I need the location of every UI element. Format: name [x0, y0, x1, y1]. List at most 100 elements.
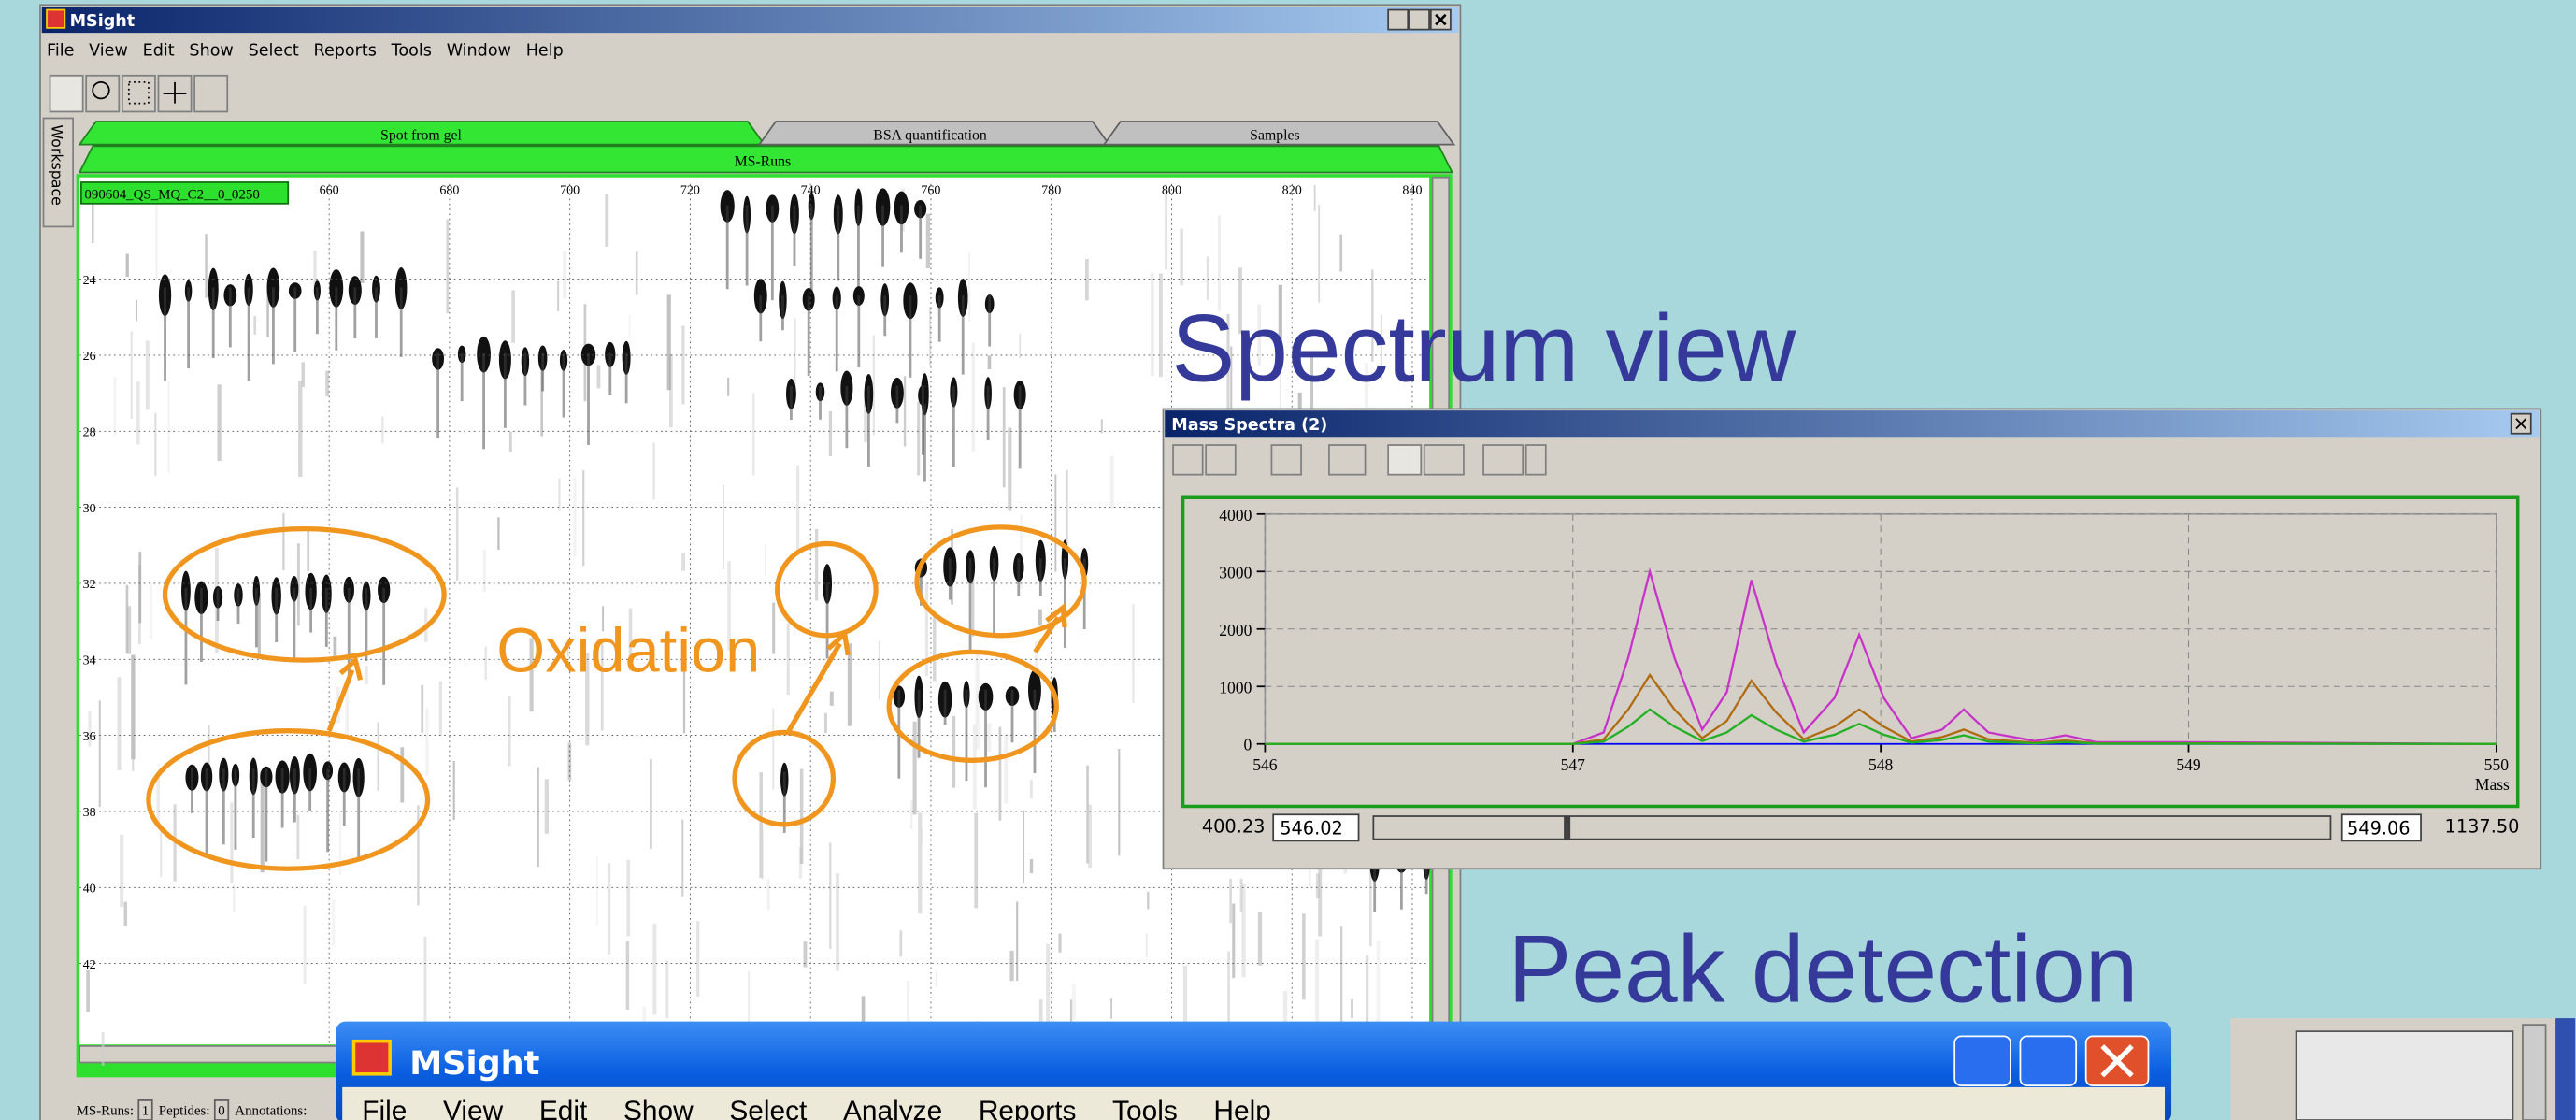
zoom-button[interactable] [1388, 445, 1421, 475]
gel-tail [353, 287, 356, 338]
gel-streak [325, 371, 329, 396]
gel-streak [217, 384, 221, 461]
menu-item[interactable]: Show [623, 1096, 694, 1120]
gel-tail [919, 206, 922, 259]
save-button[interactable] [1173, 445, 1203, 475]
gel-streak [230, 802, 233, 883]
gel-streak [1340, 926, 1342, 1034]
gel-streak [545, 779, 549, 833]
menu-item[interactable]: Edit [539, 1096, 588, 1120]
gel-streak [307, 530, 309, 571]
maximize-button[interactable] [2020, 1036, 2076, 1085]
gel-streak [1146, 933, 1148, 957]
gel-streak [988, 355, 992, 369]
menu-item[interactable]: Help [1213, 1096, 1270, 1120]
run-label: 090604_QS_MQ_C2__0_0250 [84, 188, 259, 203]
menu-item[interactable]: Edit [143, 42, 175, 61]
gel-tail [922, 386, 924, 455]
copy-button[interactable] [1271, 445, 1301, 475]
menu-item[interactable]: Tools [1112, 1096, 1178, 1120]
gel-tail [790, 386, 793, 420]
gel-streak [86, 970, 90, 1012]
gel-streak [597, 365, 601, 388]
view-button[interactable] [1483, 445, 1523, 475]
gel-streak [1232, 904, 1235, 978]
thumbnail-plot [2297, 1031, 2513, 1120]
range-slider[interactable] [1373, 816, 2330, 840]
status-label: Annotations: [235, 1104, 307, 1119]
gel-streak [113, 377, 116, 436]
range-button[interactable] [1424, 445, 1464, 475]
gel-streak [1004, 734, 1008, 804]
minimize-button[interactable] [1954, 1036, 2011, 1085]
gel-streak [974, 813, 978, 909]
gel-streak [563, 251, 566, 298]
menu-item[interactable]: File [362, 1096, 407, 1120]
menu-item[interactable]: Help [526, 42, 564, 61]
menu-item[interactable]: View [89, 42, 128, 61]
gel-streak [117, 677, 121, 770]
select-tool[interactable] [122, 76, 155, 112]
gel-streak [537, 767, 539, 867]
gel-tail [909, 295, 912, 378]
gel-streak [582, 470, 584, 566]
menu-item[interactable]: Tools [391, 42, 432, 61]
gel-streak [918, 812, 922, 913]
menu-item[interactable]: View [443, 1096, 504, 1120]
tab-label: Samples [1250, 127, 1300, 143]
gel-streak [836, 873, 839, 970]
gel-streak [381, 416, 384, 443]
hand-tool[interactable] [50, 76, 83, 112]
chart-button[interactable] [1329, 445, 1366, 475]
gel-tail [343, 768, 346, 826]
gel-streak [800, 769, 804, 864]
gel-tail [309, 588, 312, 633]
gel-tail [252, 768, 255, 838]
gel-tail [400, 287, 403, 356]
gel-tail [248, 287, 250, 381]
gel-streak [1240, 879, 1243, 912]
gel-streak [605, 194, 608, 247]
gel-streak [972, 343, 975, 452]
menu-item[interactable]: Show [189, 42, 233, 61]
menu-item[interactable]: Analyze [843, 1096, 942, 1120]
menu-item[interactable]: Reports [979, 1096, 1077, 1120]
subtab-label: MS-Runs [735, 153, 792, 169]
thumbnail-title [2555, 1018, 2575, 1120]
annotate-tool[interactable] [194, 76, 227, 112]
menu-item[interactable]: Select [729, 1096, 808, 1120]
gel-streak [296, 815, 299, 859]
title-bar [1165, 410, 2539, 437]
gel-tail [164, 287, 166, 381]
maximize-button[interactable] [1410, 10, 1429, 30]
menu-item[interactable]: Select [249, 42, 299, 61]
x-tick-label: 547 [1561, 755, 1586, 774]
y-tick-label: 26 [83, 349, 96, 364]
zoom-tool[interactable] [86, 76, 119, 112]
y-tick-label: 3000 [1219, 563, 1252, 582]
gel-streak [794, 318, 796, 390]
menu-item[interactable]: File [47, 42, 74, 61]
gel-tail [191, 768, 193, 813]
dropdown-button[interactable] [1526, 445, 1546, 475]
x-tick-label: 820 [1282, 182, 1302, 197]
gel-streak [1339, 235, 1342, 272]
slider-thumb[interactable] [1564, 816, 1570, 840]
minimize-button[interactable] [1388, 10, 1408, 30]
gel-streak [332, 899, 335, 946]
gel-tail [746, 206, 749, 286]
window-title: MSight [409, 1044, 539, 1083]
gel-streak [987, 723, 991, 752]
gel-tail [867, 386, 870, 467]
status-bar: MS-Runs:1Peptides:0Annotations: [77, 1100, 308, 1120]
gel-streak [1023, 811, 1024, 883]
menu-item[interactable]: Reports [314, 42, 377, 61]
gel-streak [120, 835, 123, 907]
thumbnail [2230, 1018, 2575, 1120]
x-axis-label: Mass [2475, 775, 2510, 794]
menu-item[interactable]: Window [447, 42, 511, 61]
print-button[interactable] [1206, 445, 1236, 475]
gel-tail [272, 287, 275, 364]
gel-tail [845, 386, 848, 448]
gel-streak [1302, 913, 1306, 999]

■ **WHAT IS NEEDED**: Copy each line holding "tick" from the material above.

■ **OUTPUT BELOW**:
x-tick-label: 547 [1561, 755, 1586, 774]
y-tick-label: 26 [83, 349, 96, 364]
y-tick-label: 3000 [1219, 563, 1252, 582]
x-tick-label: 820 [1282, 182, 1302, 197]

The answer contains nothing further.